* _INSTRUCTION_: Type out the complete listing below word for word, without its pictures.

Recorded data:
----

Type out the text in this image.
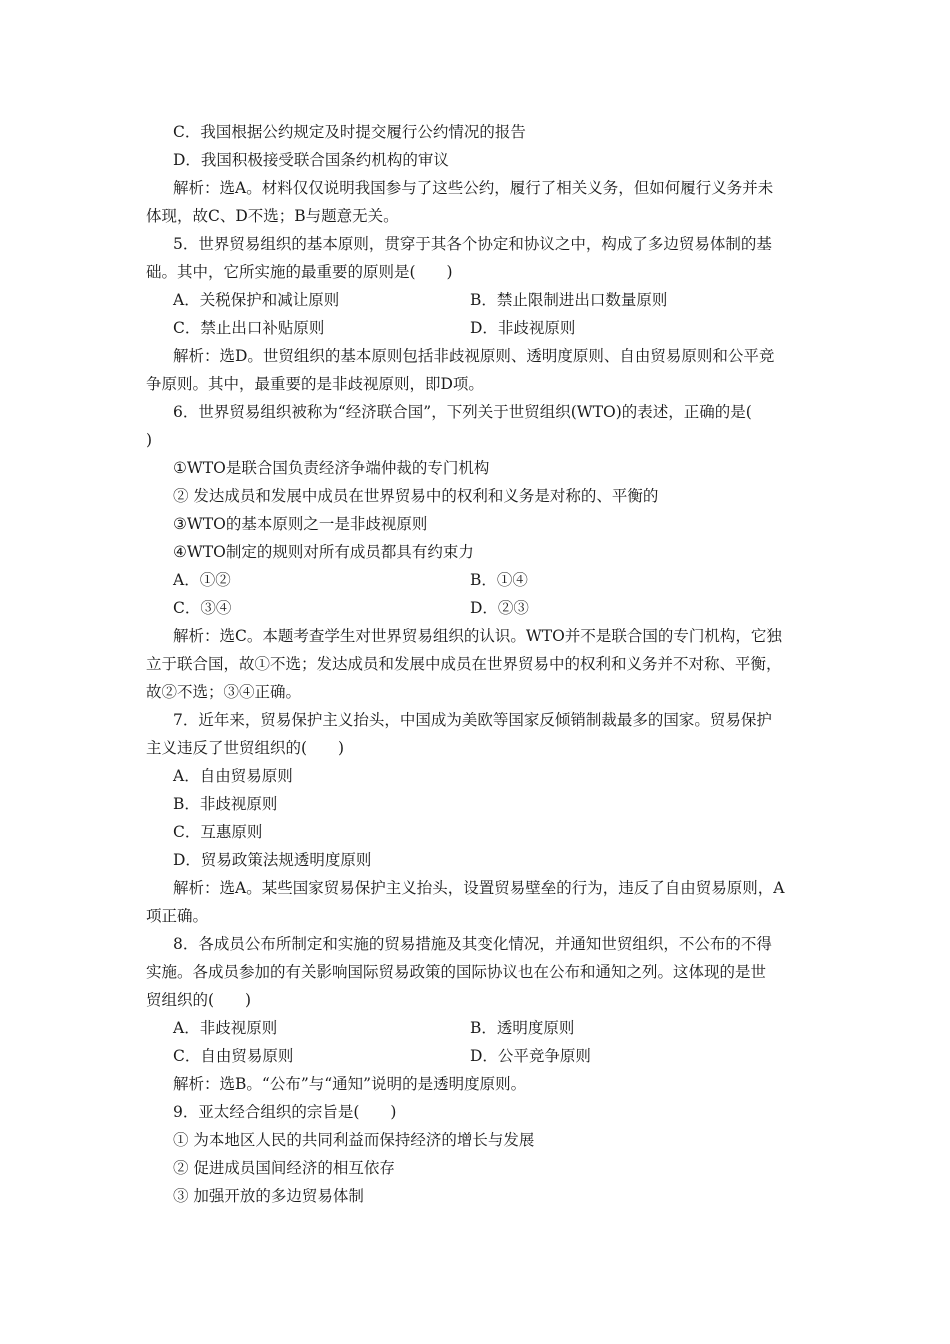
C．我国根据公约规定及时提交履行公约情况的报告
D．我国积极接受联合国条约机构的审议
解析：选A。材料仅仅说明我国参与了这些公约，履行了相关义务，但如何履行义务并未
体现，故C、D不选；B与题意无关。
5．世界贸易组织的基本原则，贯穿于其各个协定和协议之中，构成了多边贸易体制的基
础。其中，它所实施的最重要的原则是(　　)
A．关税保护和减让原则	B．禁止限制进出口数量原则
C．禁止出口补贴原则	D．非歧视原则
解析：选D。世贸组织的基本原则包括非歧视原则、透明度原则、自由贸易原则和公平竞
争原则。其中，最重要的是非歧视原则，即D项。
6．世界贸易组织被称为“经济联合国”，下列关于世贸组织(WTO)的表述，正确的是(
)
①WTO是联合国负责经济争端仲裁的专门机构
② 发达成员和发展中成员在世界贸易中的权利和义务是对称的、平衡的
③WTO的基本原则之一是非歧视原则
④WTO制定的规则对所有成员都具有约束力
A．①②	B．①④
C．③④	D．②③
解析：选C。本题考查学生对世界贸易组织的认识。WTO并不是联合国的专门机构，它独
立于联合国，故①不选；发达成员和发展中成员在世界贸易中的权利和义务并不对称、平衡，
故②不选；③④正确。
7．近年来，贸易保护主义抬头，中国成为美欧等国家反倾销制裁最多的国家。贸易保护
主义违反了世贸组织的(　　)
A．自由贸易原则
B．非歧视原则
C．互惠原则
D．贸易政策法规透明度原则
解析：选A。某些国家贸易保护主义抬头，设置贸易壁垒的行为，违反了自由贸易原则，A
项正确。
8．各成员公布所制定和实施的贸易措施及其变化情况，并通知世贸组织，不公布的不得
实施。各成员参加的有关影响国际贸易政策的国际协议也在公布和通知之列。这体现的是世
贸组织的(　　)
A．非歧视原则	B．透明度原则
C．自由贸易原则	D．公平竞争原则
解析：选B。“公布”与“通知”说明的是透明度原则。
9．亚太经合组织的宗旨是(　　)
① 为本地区人民的共同利益而保持经济的增长与发展
② 促进成员国间经济的相互依存
③ 加强开放的多边贸易体制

----

* _EXPECTED ANSWER_:
Type out the text in this image.
C．我国根据公约规定及时提交履行公约情况的报告
D．我国积极接受联合国条约机构的审议
解析：选A。材料仅仅说明我国参与了这些公约，履行了相关义务，但如何履行义务并未
体现，故C、D不选；B与题意无关。
5．世界贸易组织的基本原则，贯穿于其各个协定和协议之中，构成了多边贸易体制的基
础。其中，它所实施的最重要的原则是(　　)
A．关税保护和减让原则	B．禁止限制进出口数量原则
C．禁止出口补贴原则	D．非歧视原则
解析：选D。世贸组织的基本原则包括非歧视原则、透明度原则、自由贸易原则和公平竞
争原则。其中，最重要的是非歧视原则，即D项。
6．世界贸易组织被称为“经济联合国”，下列关于世贸组织(WTO)的表述，正确的是(
)
①WTO是联合国负责经济争端仲裁的专门机构
② 发达成员和发展中成员在世界贸易中的权利和义务是对称的、平衡的
③WTO的基本原则之一是非歧视原则
④WTO制定的规则对所有成员都具有约束力
A．①②	B．①④
C．③④	D．②③
解析：选C。本题考查学生对世界贸易组织的认识。WTO并不是联合国的专门机构，它独
立于联合国，故①不选；发达成员和发展中成员在世界贸易中的权利和义务并不对称、平衡，
故②不选；③④正确。
7．近年来，贸易保护主义抬头，中国成为美欧等国家反倾销制裁最多的国家。贸易保护
主义违反了世贸组织的(　　)
A．自由贸易原则
B．非歧视原则
C．互惠原则
D．贸易政策法规透明度原则
解析：选A。某些国家贸易保护主义抬头，设置贸易壁垒的行为，违反了自由贸易原则，A
项正确。
8．各成员公布所制定和实施的贸易措施及其变化情况，并通知世贸组织，不公布的不得
实施。各成员参加的有关影响国际贸易政策的国际协议也在公布和通知之列。这体现的是世
贸组织的(　　)
A．非歧视原则	B．透明度原则
C．自由贸易原则	D．公平竞争原则
解析：选B。“公布”与“通知”说明的是透明度原则。
9．亚太经合组织的宗旨是(　　)
① 为本地区人民的共同利益而保持经济的增长与发展
② 促进成员国间经济的相互依存
③ 加强开放的多边贸易体制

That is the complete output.